* Written exercise: Copy every line of the entries that includes the word "true".

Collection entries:
Start
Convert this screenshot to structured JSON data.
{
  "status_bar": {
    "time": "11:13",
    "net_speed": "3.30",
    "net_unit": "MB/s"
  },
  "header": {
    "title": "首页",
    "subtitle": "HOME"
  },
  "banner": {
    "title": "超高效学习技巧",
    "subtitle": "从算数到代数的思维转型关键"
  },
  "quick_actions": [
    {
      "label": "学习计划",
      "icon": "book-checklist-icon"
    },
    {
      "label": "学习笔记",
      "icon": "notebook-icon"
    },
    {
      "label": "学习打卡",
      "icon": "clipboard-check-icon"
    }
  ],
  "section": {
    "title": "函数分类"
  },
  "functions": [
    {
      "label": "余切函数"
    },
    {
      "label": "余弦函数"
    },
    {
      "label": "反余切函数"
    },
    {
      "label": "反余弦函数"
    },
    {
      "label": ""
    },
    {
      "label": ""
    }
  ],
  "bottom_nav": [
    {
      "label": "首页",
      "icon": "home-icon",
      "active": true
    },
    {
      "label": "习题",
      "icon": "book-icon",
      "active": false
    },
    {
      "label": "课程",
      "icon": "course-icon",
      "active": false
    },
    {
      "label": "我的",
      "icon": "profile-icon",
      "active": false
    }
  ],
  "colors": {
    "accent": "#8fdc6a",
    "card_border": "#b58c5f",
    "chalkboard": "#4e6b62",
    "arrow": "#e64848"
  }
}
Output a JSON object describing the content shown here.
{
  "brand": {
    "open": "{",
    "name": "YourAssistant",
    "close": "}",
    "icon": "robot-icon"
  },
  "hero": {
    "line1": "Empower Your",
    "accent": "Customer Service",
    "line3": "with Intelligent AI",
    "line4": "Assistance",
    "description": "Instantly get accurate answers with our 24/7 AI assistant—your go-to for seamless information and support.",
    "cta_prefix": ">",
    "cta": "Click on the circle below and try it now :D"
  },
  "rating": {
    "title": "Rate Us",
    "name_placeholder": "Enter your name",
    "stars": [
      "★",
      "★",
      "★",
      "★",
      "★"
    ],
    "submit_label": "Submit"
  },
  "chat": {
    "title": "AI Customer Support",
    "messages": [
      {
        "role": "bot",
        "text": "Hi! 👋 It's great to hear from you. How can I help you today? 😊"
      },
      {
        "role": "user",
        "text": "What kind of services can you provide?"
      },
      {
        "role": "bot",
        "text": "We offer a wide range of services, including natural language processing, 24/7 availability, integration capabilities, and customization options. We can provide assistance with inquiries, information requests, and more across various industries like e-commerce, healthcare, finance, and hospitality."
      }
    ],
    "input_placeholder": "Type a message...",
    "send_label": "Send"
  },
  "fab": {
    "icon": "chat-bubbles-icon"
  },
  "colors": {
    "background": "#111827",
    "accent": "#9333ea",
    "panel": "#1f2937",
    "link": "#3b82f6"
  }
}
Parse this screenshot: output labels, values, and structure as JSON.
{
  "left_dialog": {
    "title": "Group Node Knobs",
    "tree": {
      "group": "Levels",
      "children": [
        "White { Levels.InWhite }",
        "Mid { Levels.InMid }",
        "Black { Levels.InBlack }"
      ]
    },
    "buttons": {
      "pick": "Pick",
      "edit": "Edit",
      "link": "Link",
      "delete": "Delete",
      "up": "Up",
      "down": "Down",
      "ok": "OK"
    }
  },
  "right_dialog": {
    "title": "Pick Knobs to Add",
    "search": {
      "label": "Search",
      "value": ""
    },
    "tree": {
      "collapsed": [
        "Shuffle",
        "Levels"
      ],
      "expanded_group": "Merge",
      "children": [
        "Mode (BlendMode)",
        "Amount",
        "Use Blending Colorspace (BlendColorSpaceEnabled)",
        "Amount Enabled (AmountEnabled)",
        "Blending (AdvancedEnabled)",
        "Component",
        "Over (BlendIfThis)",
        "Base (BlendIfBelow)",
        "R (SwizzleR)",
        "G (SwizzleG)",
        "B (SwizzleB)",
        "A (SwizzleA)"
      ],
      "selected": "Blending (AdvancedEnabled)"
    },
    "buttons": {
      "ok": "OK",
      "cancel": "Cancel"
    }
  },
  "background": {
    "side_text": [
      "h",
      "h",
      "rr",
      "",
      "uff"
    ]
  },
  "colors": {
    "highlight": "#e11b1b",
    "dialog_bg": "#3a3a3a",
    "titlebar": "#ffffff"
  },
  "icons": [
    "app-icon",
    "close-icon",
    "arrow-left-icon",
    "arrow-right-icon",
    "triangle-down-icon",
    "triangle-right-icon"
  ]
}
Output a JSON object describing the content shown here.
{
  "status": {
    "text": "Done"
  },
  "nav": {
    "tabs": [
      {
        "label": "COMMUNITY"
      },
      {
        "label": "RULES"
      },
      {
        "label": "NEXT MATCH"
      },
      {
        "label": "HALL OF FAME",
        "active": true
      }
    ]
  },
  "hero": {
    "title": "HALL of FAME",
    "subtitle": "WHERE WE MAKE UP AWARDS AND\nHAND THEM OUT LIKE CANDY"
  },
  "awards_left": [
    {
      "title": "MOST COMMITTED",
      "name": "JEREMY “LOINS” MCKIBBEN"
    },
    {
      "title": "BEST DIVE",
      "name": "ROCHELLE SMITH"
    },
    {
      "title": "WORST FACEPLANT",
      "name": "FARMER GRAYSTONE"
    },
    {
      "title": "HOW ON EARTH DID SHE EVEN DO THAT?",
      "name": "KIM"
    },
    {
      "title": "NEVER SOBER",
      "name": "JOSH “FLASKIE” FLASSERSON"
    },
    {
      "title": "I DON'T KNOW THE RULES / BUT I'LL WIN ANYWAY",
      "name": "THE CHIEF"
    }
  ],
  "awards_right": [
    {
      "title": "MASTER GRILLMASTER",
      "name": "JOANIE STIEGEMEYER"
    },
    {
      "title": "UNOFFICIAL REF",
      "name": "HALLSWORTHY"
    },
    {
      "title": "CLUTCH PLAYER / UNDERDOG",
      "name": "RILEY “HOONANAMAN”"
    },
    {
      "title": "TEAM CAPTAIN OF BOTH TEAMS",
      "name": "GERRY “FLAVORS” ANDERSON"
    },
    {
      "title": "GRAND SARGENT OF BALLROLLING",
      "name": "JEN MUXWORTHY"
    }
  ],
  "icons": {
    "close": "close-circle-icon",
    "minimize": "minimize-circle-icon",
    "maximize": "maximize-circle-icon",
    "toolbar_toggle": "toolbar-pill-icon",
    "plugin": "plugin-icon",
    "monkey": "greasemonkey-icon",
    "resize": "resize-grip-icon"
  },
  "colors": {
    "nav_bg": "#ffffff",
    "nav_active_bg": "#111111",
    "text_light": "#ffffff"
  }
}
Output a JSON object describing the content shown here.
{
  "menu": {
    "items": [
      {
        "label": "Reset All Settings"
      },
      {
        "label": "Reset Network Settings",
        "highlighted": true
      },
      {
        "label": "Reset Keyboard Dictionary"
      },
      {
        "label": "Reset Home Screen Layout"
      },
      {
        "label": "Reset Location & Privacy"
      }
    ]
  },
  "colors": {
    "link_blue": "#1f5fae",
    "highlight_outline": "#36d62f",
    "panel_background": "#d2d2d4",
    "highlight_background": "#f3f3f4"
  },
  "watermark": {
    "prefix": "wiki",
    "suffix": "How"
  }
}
End
* The response:
      "active": true
        "active": true
        "highlighted": true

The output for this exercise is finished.